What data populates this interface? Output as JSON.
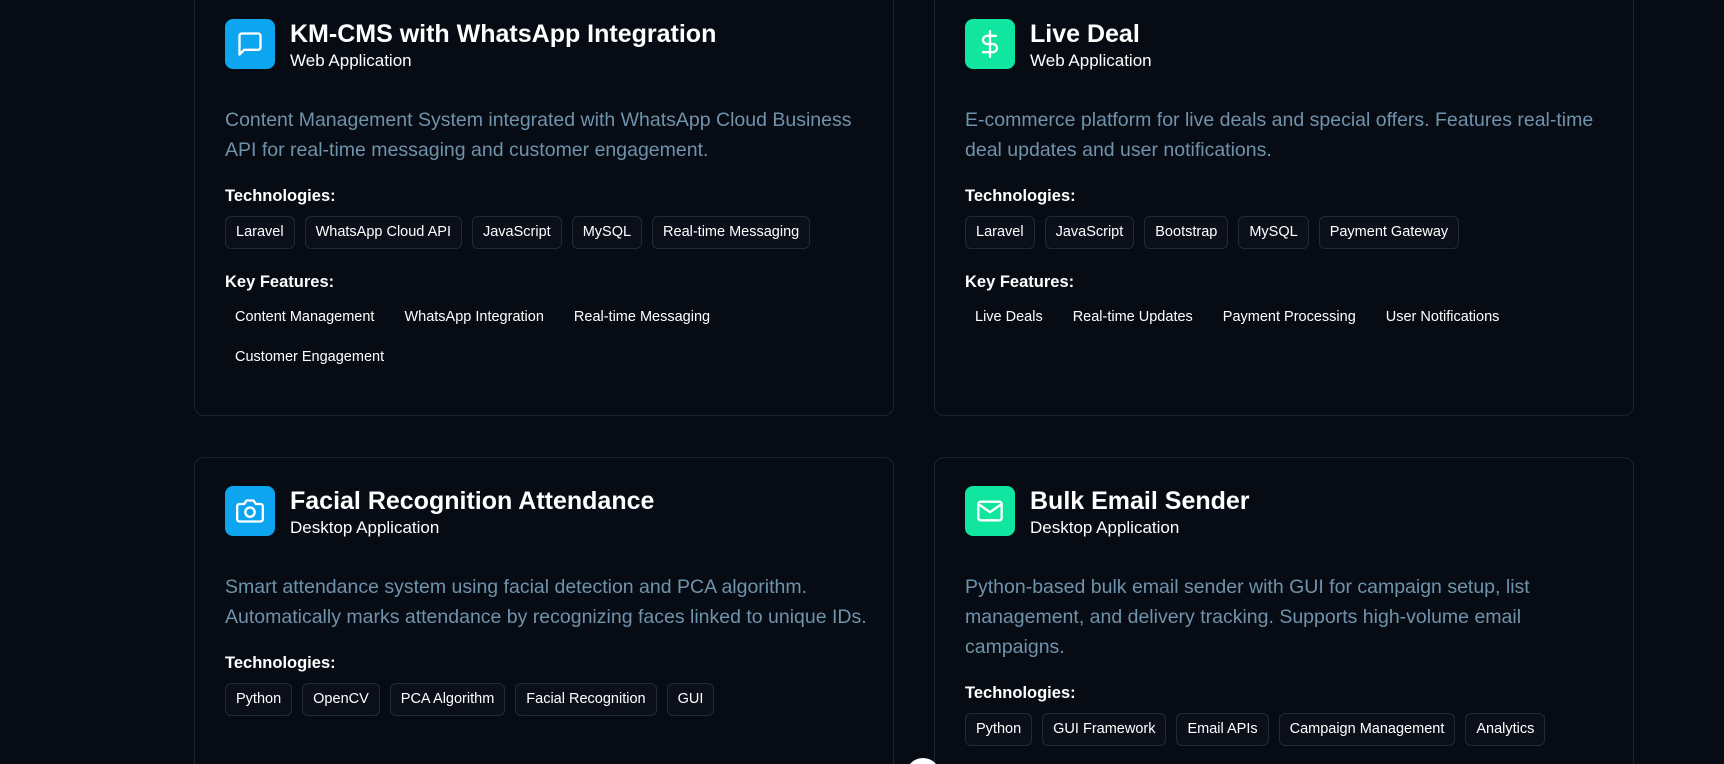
{
  "colors": {
    "background": "#070b14",
    "icon_blue": "#0ea5f0",
    "icon_green": "#10e6a0",
    "description": "#6f93ab"
  },
  "projects": [
    {
      "icon": "message-square-icon",
      "title": "KM-CMS with WhatsApp Integration",
      "type": "Web Application",
      "description": "Content Management System integrated with WhatsApp Cloud Business API for real-time messaging and customer engagement.",
      "tech_label": "Technologies:",
      "technologies": [
        "Laravel",
        "WhatsApp Cloud API",
        "JavaScript",
        "MySQL",
        "Real-time Messaging"
      ],
      "features_label": "Key Features:",
      "features": [
        "Content Management",
        "WhatsApp Integration",
        "Real-time Messaging",
        "Customer Engagement"
      ]
    },
    {
      "icon": "dollar-sign-icon",
      "title": "Live Deal",
      "type": "Web Application",
      "description": "E-commerce platform for live deals and special offers. Features real-time deal updates and user notifications.",
      "tech_label": "Technologies:",
      "technologies": [
        "Laravel",
        "JavaScript",
        "Bootstrap",
        "MySQL",
        "Payment Gateway"
      ],
      "features_label": "Key Features:",
      "features": [
        "Live Deals",
        "Real-time Updates",
        "Payment Processing",
        "User Notifications"
      ]
    },
    {
      "icon": "camera-icon",
      "title": "Facial Recognition Attendance",
      "type": "Desktop Application",
      "description": "Smart attendance system using facial detection and PCA algorithm. Automatically marks attendance by recognizing faces linked to unique IDs.",
      "tech_label": "Technologies:",
      "technologies": [
        "Python",
        "OpenCV",
        "PCA Algorithm",
        "Facial Recognition",
        "GUI"
      ]
    },
    {
      "icon": "mail-icon",
      "title": "Bulk Email Sender",
      "type": "Desktop Application",
      "description": "Python-based bulk email sender with GUI for campaign setup, list management, and delivery tracking. Supports high-volume email campaigns.",
      "tech_label": "Technologies:",
      "technologies": [
        "Python",
        "GUI Framework",
        "Email APIs",
        "Campaign Management",
        "Analytics"
      ]
    }
  ]
}
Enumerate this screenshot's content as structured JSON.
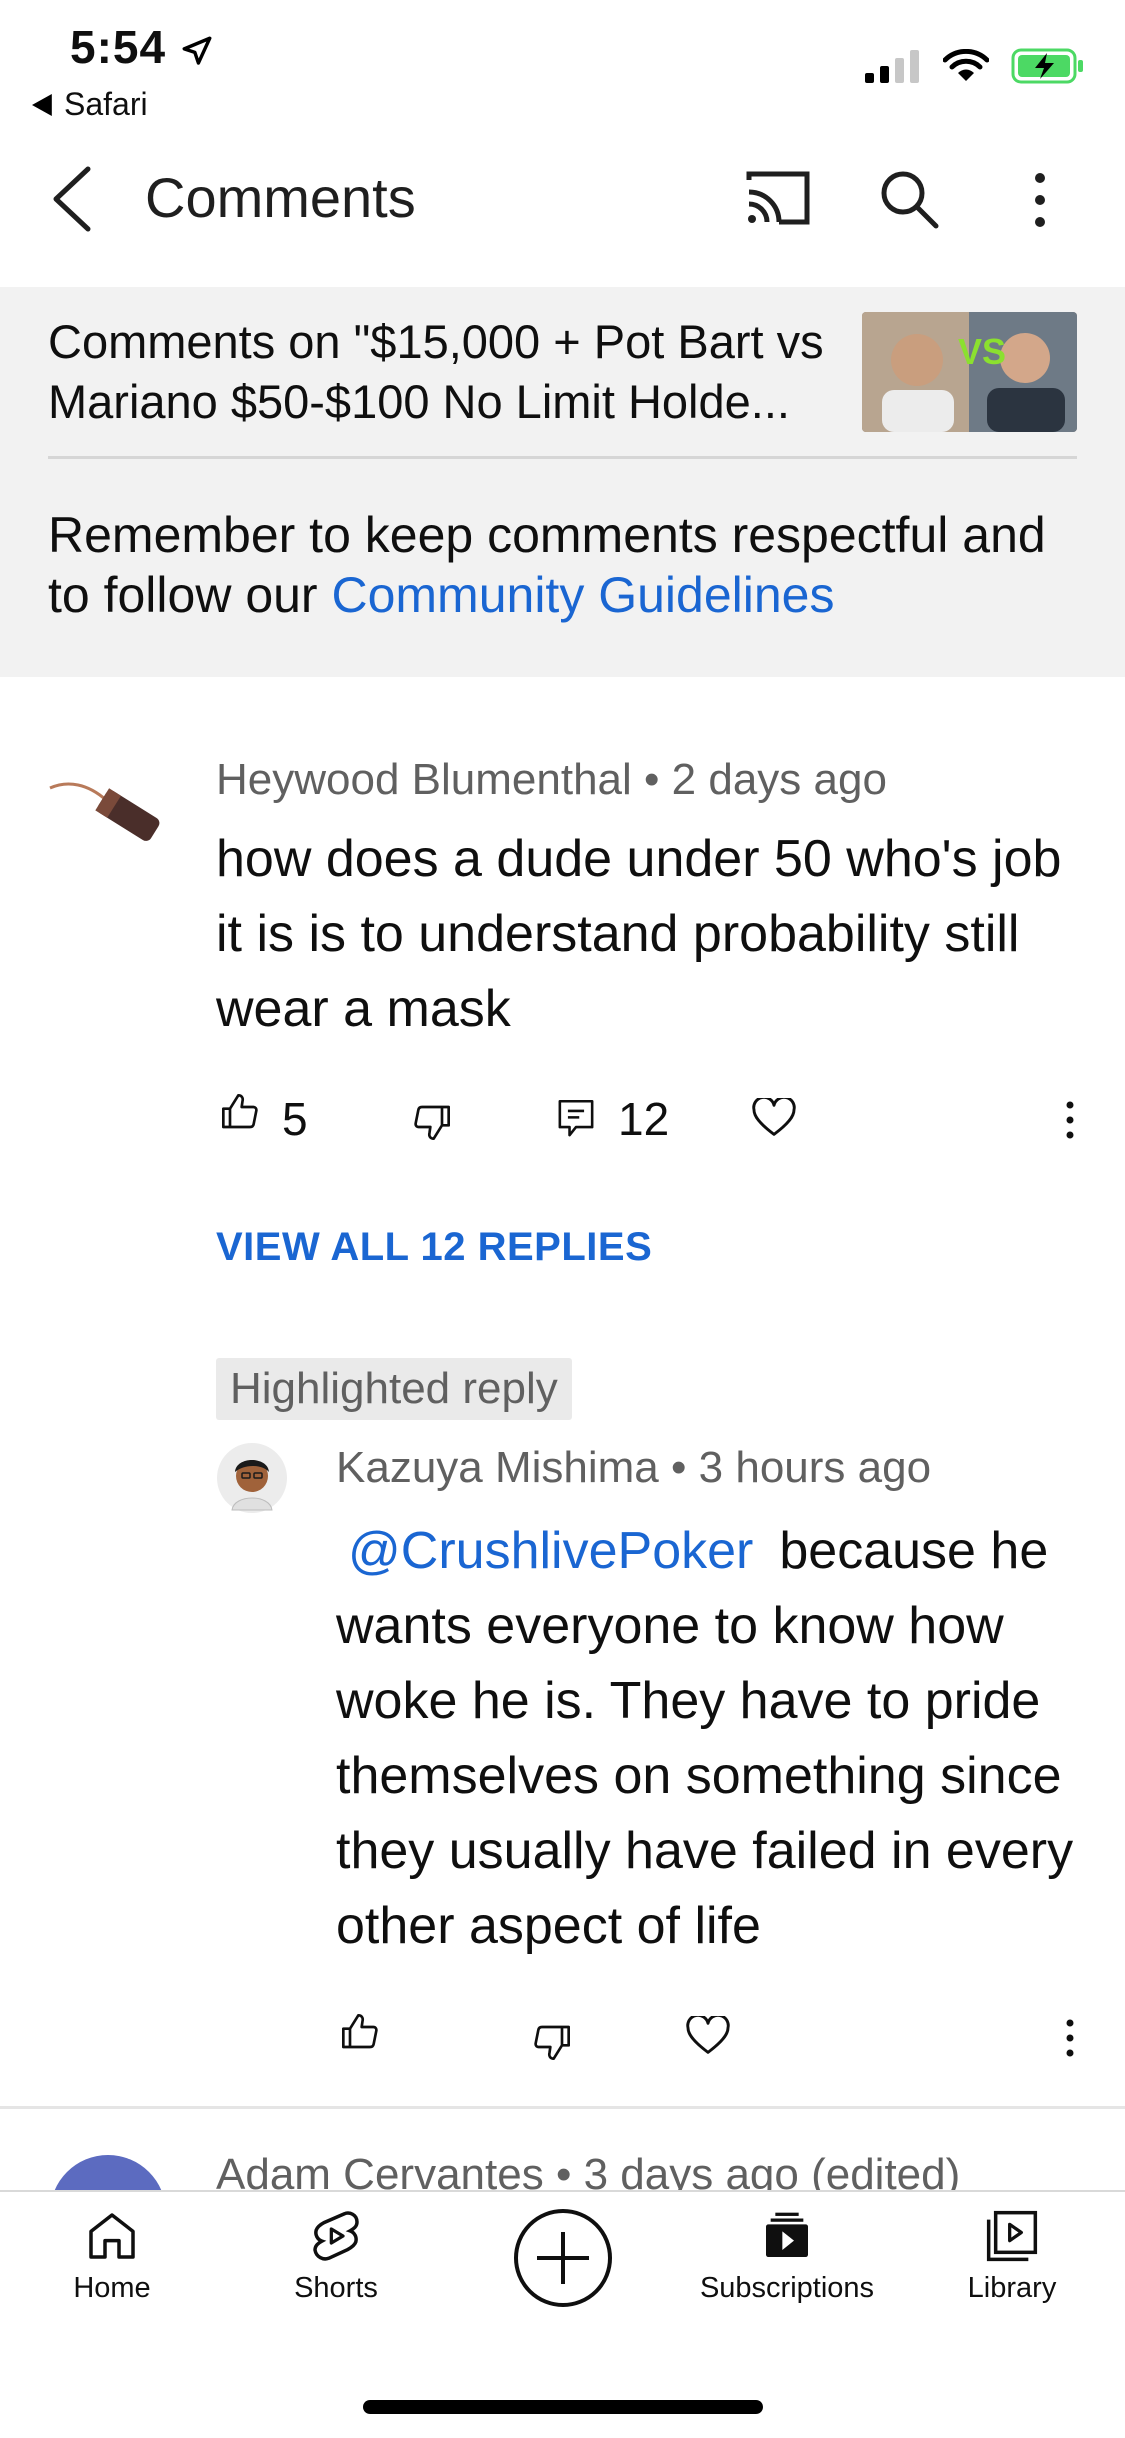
{
  "status_bar": {
    "time": "5:54",
    "back_app": "Safari"
  },
  "header": {
    "title": "Comments"
  },
  "banner": {
    "video_title": "Comments on \"$15,000 + Pot Bart vs Mariano $50-$100 No Limit Holde...",
    "thumbnail_badge": "VS",
    "note_prefix": "Remember to keep comments respectful and to follow our ",
    "note_link": "Community Guidelines"
  },
  "comment": {
    "author": "Heywood Blumenthal",
    "time": "2 days ago",
    "text": "how does a dude under 50 who's job it is is to understand probability still wear a mask",
    "likes": "5",
    "replies": "12",
    "view_replies": "VIEW ALL 12 REPLIES"
  },
  "reply": {
    "label": "Highlighted reply",
    "author": "Kazuya Mishima",
    "time": "3 hours ago",
    "mention": "@CrushlivePoker",
    "text": "because he wants everyone to know how woke he is.  They have to pride themselves on something since they usually have failed in every other aspect of life"
  },
  "next_comment": {
    "author": "Adam Cervantes",
    "time": "3 days ago (edited)"
  },
  "nav": {
    "home": "Home",
    "shorts": "Shorts",
    "subscriptions": "Subscriptions",
    "library": "Library"
  },
  "colors": {
    "link": "#1a66d2",
    "battery": "#4cd964"
  }
}
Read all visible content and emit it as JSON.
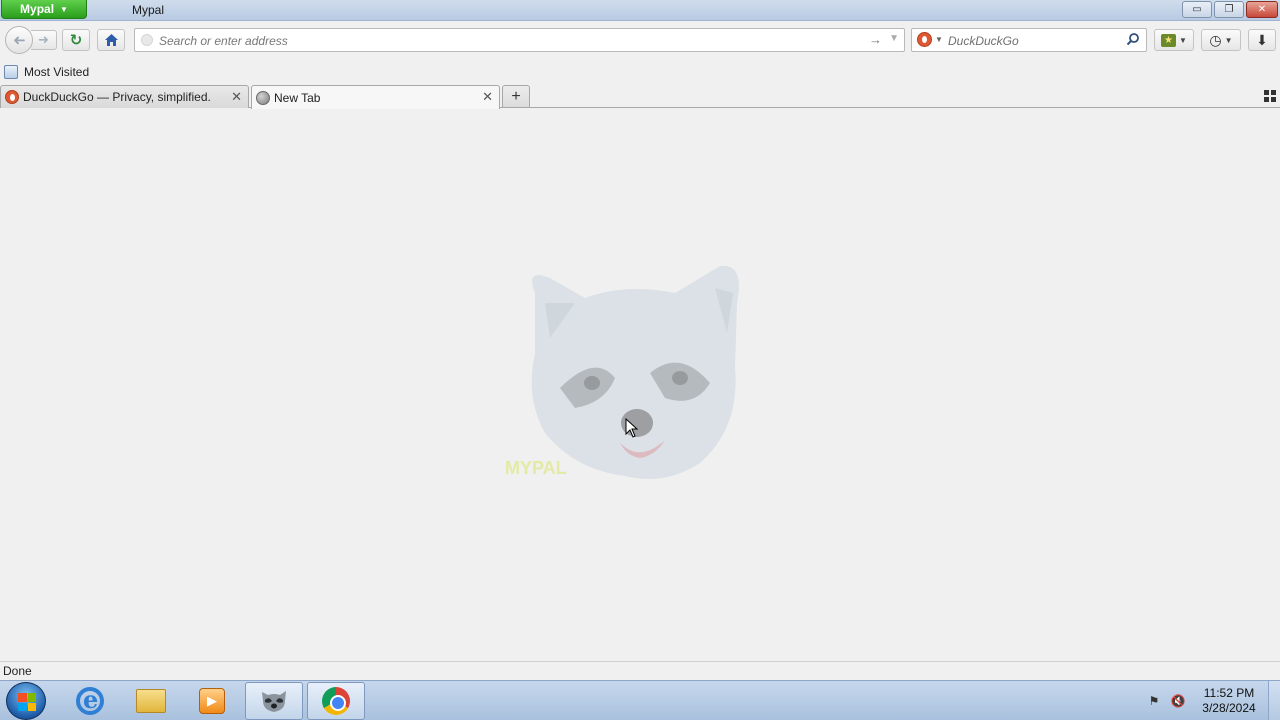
{
  "window": {
    "app_menu_label": "Mypal",
    "title": "Mypal",
    "controls": {
      "minimize": "▭",
      "restore": "❐",
      "close": "✕"
    }
  },
  "navbar": {
    "url_placeholder": "Search or enter address",
    "search_placeholder": "DuckDuckGo",
    "icons": {
      "back": "back-arrow-icon",
      "forward": "forward-arrow-icon",
      "reload": "reload-icon",
      "home": "home-icon",
      "go": "go-arrow-icon",
      "search": "magnifier-icon",
      "bookmarks": "bookmarks-icon",
      "history": "history-clock-icon",
      "downloads": "download-arrow-icon"
    }
  },
  "bookmarks_bar": {
    "items": [
      {
        "label": "Most Visited"
      }
    ]
  },
  "tabs": [
    {
      "title": "DuckDuckGo — Privacy, simplified.",
      "icon": "duckduckgo-icon",
      "active": false
    },
    {
      "title": "New Tab",
      "icon": "globe-icon",
      "active": true
    }
  ],
  "content": {
    "image": "raccoon-logo",
    "faded_text": "MYPAL"
  },
  "status": {
    "text": "Done"
  },
  "taskbar": {
    "items": [
      "internet-explorer",
      "file-explorer",
      "media-player",
      "mypal-browser",
      "chrome"
    ],
    "clock": {
      "time": "11:52 PM",
      "date": "3/28/2024"
    }
  },
  "colors": {
    "app_menu": "#2a9e1c",
    "titlebar": "#c3d4ea",
    "page_bg": "#f0f0f0",
    "taskbar": "#b4c9e3"
  }
}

The task » Without including the pictures, return each record above exactly as it stands.

Exercise solution »
What data populates this interface? Output as JSON.
{
  "colors": {
    "background": "#070b14",
    "icon_blue": "#0ea5f0",
    "icon_green": "#10e6a0",
    "description": "#6f93ab"
  },
  "projects": [
    {
      "icon": "message-square-icon",
      "title": "KM-CMS with WhatsApp Integration",
      "type": "Web Application",
      "description": "Content Management System integrated with WhatsApp Cloud Business API for real-time messaging and customer engagement.",
      "tech_label": "Technologies:",
      "technologies": [
        "Laravel",
        "WhatsApp Cloud API",
        "JavaScript",
        "MySQL",
        "Real-time Messaging"
      ],
      "features_label": "Key Features:",
      "features": [
        "Content Management",
        "WhatsApp Integration",
        "Real-time Messaging",
        "Customer Engagement"
      ]
    },
    {
      "icon": "dollar-sign-icon",
      "title": "Live Deal",
      "type": "Web Application",
      "description": "E-commerce platform for live deals and special offers. Features real-time deal updates and user notifications.",
      "tech_label": "Technologies:",
      "technologies": [
        "Laravel",
        "JavaScript",
        "Bootstrap",
        "MySQL",
        "Payment Gateway"
      ],
      "features_label": "Key Features:",
      "features": [
        "Live Deals",
        "Real-time Updates",
        "Payment Processing",
        "User Notifications"
      ]
    },
    {
      "icon": "camera-icon",
      "title": "Facial Recognition Attendance",
      "type": "Desktop Application",
      "description": "Smart attendance system using facial detection and PCA algorithm. Automatically marks attendance by recognizing faces linked to unique IDs.",
      "tech_label": "Technologies:",
      "technologies": [
        "Python",
        "OpenCV",
        "PCA Algorithm",
        "Facial Recognition",
        "GUI"
      ]
    },
    {
      "icon": "mail-icon",
      "title": "Bulk Email Sender",
      "type": "Desktop Application",
      "description": "Python-based bulk email sender with GUI for campaign setup, list management, and delivery tracking. Supports high-volume email campaigns.",
      "tech_label": "Technologies:",
      "technologies": [
        "Python",
        "GUI Framework",
        "Email APIs",
        "Campaign Management",
        "Analytics"
      ]
    }
  ]
}
Enumerate this screenshot's content as structured JSON.
{
  "status_bar": {
    "time": "5:54",
    "back_app": "Safari"
  },
  "header": {
    "title": "Comments"
  },
  "banner": {
    "video_title": "Comments on \"$15,000 + Pot Bart vs Mariano $50-$100 No Limit Holde...",
    "thumbnail_badge": "VS",
    "note_prefix": "Remember to keep comments respectful and to follow our ",
    "note_link": "Community Guidelines"
  },
  "comment": {
    "author": "Heywood Blumenthal",
    "time": "2 days ago",
    "text": "how does a dude under 50 who's job it is is to understand probability still wear a mask",
    "likes": "5",
    "replies": "12",
    "view_replies": "VIEW ALL 12 REPLIES"
  },
  "reply": {
    "label": "Highlighted reply",
    "author": "Kazuya Mishima",
    "time": "3 hours ago",
    "mention": "@CrushlivePoker",
    "text": "because he wants everyone to know how woke he is.  They have to pride themselves on something since they usually have failed in every other aspect of life"
  },
  "next_comment": {
    "author": "Adam Cervantes",
    "time": "3 days ago (edited)"
  },
  "nav": {
    "home": "Home",
    "shorts": "Shorts",
    "subscriptions": "Subscriptions",
    "library": "Library"
  },
  "colors": {
    "link": "#1a66d2",
    "battery": "#4cd964"
  }
}
Read all visible content and emit it as JSON.
{
  "window": {
    "app_menu_label": "Mypal",
    "title": "Mypal",
    "controls": {
      "minimize": "▭",
      "restore": "❐",
      "close": "✕"
    }
  },
  "navbar": {
    "url_placeholder": "Search or enter address",
    "search_placeholder": "DuckDuckGo",
    "icons": {
      "back": "back-arrow-icon",
      "forward": "forward-arrow-icon",
      "reload": "reload-icon",
      "home": "home-icon",
      "go": "go-arrow-icon",
      "search": "magnifier-icon",
      "bookmarks": "bookmarks-icon",
      "history": "history-clock-icon",
      "downloads": "download-arrow-icon"
    }
  },
  "bookmarks_bar": {
    "items": [
      {
        "label": "Most Visited"
      }
    ]
  },
  "tabs": [
    {
      "title": "DuckDuckGo — Privacy, simplified.",
      "icon": "duckduckgo-icon",
      "active": false
    },
    {
      "title": "New Tab",
      "icon": "globe-icon",
      "active": true
    }
  ],
  "content": {
    "image": "raccoon-logo",
    "faded_text": "MYPAL"
  },
  "status": {
    "text": "Done"
  },
  "taskbar": {
    "items": [
      "internet-explorer",
      "file-explorer",
      "media-player",
      "mypal-browser",
      "chrome"
    ],
    "clock": {
      "time": "11:52 PM",
      "date": "3/28/2024"
    }
  },
  "colors": {
    "app_menu": "#2a9e1c",
    "titlebar": "#c3d4ea",
    "page_bg": "#f0f0f0",
    "taskbar": "#b4c9e3"
  }
}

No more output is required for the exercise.